## Task statement
Answer with a single number: the count of lines that hold "effectuées".

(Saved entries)
** Begin **

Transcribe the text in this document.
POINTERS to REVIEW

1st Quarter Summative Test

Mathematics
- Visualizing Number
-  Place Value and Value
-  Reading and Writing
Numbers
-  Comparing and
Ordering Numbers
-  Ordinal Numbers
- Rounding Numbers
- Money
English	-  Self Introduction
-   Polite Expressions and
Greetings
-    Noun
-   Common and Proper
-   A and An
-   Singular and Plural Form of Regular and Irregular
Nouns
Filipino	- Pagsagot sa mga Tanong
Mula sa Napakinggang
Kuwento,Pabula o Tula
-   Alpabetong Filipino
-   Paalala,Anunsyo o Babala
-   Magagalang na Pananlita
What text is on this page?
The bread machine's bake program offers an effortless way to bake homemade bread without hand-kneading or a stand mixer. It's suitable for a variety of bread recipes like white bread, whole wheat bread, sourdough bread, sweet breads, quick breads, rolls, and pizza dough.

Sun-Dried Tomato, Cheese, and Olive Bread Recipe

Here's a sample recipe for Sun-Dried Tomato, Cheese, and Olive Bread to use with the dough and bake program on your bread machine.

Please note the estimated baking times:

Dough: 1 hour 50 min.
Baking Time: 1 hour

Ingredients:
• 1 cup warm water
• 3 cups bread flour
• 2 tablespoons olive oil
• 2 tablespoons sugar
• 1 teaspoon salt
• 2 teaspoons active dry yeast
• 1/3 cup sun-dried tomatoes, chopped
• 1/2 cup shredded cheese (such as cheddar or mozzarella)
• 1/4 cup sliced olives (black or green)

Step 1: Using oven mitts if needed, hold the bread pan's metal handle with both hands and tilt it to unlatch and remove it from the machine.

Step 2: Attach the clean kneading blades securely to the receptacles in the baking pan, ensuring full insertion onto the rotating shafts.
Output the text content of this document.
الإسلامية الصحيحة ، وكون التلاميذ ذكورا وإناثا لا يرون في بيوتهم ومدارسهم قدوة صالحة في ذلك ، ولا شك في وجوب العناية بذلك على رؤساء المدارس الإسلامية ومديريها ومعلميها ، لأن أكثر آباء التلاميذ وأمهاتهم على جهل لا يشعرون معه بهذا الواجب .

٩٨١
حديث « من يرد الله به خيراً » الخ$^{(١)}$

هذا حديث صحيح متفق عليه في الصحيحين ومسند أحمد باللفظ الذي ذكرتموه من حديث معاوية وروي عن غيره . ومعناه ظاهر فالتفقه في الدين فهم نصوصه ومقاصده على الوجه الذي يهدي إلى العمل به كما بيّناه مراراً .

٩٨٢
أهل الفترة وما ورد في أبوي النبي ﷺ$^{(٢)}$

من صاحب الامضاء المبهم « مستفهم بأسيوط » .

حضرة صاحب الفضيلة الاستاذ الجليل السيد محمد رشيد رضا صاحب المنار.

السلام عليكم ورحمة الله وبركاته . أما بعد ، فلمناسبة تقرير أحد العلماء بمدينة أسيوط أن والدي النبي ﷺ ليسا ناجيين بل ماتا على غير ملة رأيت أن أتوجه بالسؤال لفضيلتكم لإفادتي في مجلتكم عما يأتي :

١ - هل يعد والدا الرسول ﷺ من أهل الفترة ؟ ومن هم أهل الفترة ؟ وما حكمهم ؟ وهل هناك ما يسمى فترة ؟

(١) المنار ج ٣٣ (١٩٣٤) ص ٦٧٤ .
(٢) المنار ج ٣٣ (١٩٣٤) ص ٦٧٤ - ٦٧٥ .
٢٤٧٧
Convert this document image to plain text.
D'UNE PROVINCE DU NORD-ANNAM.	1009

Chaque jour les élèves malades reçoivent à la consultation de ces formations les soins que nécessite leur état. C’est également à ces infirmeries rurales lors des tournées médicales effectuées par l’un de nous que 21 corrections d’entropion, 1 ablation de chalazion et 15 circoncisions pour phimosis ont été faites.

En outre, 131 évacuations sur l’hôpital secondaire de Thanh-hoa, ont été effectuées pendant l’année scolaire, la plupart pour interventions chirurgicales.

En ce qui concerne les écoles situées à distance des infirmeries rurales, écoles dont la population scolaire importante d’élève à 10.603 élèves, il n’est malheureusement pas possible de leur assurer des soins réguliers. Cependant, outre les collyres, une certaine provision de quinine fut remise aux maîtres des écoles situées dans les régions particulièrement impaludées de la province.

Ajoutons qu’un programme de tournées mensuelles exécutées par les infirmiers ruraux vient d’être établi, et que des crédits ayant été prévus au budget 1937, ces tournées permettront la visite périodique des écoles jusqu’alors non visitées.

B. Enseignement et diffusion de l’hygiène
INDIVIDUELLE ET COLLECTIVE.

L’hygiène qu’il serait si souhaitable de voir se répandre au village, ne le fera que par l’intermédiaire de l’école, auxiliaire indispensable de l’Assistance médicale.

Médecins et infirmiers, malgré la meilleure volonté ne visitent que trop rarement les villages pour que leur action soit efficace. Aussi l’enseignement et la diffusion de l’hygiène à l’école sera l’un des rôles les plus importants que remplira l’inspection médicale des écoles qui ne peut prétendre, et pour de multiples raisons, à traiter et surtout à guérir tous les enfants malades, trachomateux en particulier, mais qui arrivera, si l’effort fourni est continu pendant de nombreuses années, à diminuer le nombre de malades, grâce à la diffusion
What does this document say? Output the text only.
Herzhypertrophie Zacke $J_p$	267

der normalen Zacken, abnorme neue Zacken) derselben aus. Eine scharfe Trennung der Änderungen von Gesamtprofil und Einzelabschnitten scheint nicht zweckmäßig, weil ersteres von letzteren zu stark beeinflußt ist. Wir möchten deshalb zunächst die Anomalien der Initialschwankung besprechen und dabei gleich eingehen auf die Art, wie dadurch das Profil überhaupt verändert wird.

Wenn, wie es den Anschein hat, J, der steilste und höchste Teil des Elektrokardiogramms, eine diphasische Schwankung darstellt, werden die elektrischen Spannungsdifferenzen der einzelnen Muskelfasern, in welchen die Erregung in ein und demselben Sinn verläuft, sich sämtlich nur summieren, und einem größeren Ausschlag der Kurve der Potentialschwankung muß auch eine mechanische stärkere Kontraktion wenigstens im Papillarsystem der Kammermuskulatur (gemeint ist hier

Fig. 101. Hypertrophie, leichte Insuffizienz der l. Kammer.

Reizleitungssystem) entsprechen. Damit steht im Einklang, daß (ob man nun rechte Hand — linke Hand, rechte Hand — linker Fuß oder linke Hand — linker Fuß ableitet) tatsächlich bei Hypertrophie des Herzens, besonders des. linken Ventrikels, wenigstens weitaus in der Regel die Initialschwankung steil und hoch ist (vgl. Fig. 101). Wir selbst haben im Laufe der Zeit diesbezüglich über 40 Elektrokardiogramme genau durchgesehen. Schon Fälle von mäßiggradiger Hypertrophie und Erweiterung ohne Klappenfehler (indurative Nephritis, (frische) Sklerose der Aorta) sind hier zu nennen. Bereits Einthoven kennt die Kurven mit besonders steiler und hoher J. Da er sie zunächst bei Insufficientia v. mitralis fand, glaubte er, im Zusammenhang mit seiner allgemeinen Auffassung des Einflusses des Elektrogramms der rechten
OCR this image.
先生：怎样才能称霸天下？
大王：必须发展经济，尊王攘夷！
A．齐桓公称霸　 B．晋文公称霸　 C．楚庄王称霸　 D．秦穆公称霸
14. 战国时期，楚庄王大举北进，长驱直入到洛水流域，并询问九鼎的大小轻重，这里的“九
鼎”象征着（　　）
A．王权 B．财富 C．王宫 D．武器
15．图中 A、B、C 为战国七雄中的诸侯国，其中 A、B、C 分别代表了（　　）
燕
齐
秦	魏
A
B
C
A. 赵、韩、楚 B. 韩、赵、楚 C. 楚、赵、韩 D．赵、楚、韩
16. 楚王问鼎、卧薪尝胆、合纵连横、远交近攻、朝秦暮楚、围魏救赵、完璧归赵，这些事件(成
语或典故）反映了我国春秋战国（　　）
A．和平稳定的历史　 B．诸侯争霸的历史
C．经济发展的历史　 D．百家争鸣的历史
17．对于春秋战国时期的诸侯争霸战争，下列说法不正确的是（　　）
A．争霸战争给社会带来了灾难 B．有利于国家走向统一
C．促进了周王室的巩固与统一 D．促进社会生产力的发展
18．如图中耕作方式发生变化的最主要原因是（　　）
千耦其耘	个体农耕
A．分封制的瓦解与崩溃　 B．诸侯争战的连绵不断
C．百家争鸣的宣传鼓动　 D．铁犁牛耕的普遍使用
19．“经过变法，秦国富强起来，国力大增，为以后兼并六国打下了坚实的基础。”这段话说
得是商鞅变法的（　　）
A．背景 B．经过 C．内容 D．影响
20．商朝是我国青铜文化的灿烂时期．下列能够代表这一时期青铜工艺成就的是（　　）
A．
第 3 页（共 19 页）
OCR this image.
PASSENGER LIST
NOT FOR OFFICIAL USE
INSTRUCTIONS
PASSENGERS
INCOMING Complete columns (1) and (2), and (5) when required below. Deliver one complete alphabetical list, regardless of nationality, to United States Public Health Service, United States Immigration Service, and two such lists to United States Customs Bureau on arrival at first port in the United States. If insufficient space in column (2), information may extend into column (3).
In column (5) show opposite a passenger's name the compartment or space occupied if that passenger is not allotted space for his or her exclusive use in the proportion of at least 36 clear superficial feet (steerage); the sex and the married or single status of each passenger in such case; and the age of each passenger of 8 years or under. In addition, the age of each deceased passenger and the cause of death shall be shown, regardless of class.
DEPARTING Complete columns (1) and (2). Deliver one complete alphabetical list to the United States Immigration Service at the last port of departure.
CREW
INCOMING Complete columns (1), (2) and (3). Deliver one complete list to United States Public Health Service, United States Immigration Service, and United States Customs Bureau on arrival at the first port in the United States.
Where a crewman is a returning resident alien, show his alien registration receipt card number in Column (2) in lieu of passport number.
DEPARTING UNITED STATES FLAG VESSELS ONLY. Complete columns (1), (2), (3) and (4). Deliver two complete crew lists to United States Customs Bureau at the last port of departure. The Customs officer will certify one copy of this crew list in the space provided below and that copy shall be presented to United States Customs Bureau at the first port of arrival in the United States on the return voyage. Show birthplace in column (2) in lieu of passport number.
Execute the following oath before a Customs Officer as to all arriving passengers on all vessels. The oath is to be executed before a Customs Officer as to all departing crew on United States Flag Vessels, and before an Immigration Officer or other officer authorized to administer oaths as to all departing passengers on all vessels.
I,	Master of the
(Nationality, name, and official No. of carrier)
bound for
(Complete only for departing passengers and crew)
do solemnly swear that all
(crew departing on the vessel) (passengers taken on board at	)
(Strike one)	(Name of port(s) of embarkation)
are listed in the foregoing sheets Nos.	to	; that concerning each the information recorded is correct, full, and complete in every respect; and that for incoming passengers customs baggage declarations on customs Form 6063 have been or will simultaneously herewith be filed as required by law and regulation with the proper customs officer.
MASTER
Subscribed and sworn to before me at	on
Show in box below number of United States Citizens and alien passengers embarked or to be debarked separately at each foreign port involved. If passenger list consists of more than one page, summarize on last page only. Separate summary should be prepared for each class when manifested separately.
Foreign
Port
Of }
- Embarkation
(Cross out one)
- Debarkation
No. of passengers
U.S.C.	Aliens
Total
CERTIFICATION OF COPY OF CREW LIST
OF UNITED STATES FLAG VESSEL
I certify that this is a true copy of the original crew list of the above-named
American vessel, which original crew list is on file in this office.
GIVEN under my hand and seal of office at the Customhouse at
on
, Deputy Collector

** End **

## Result
2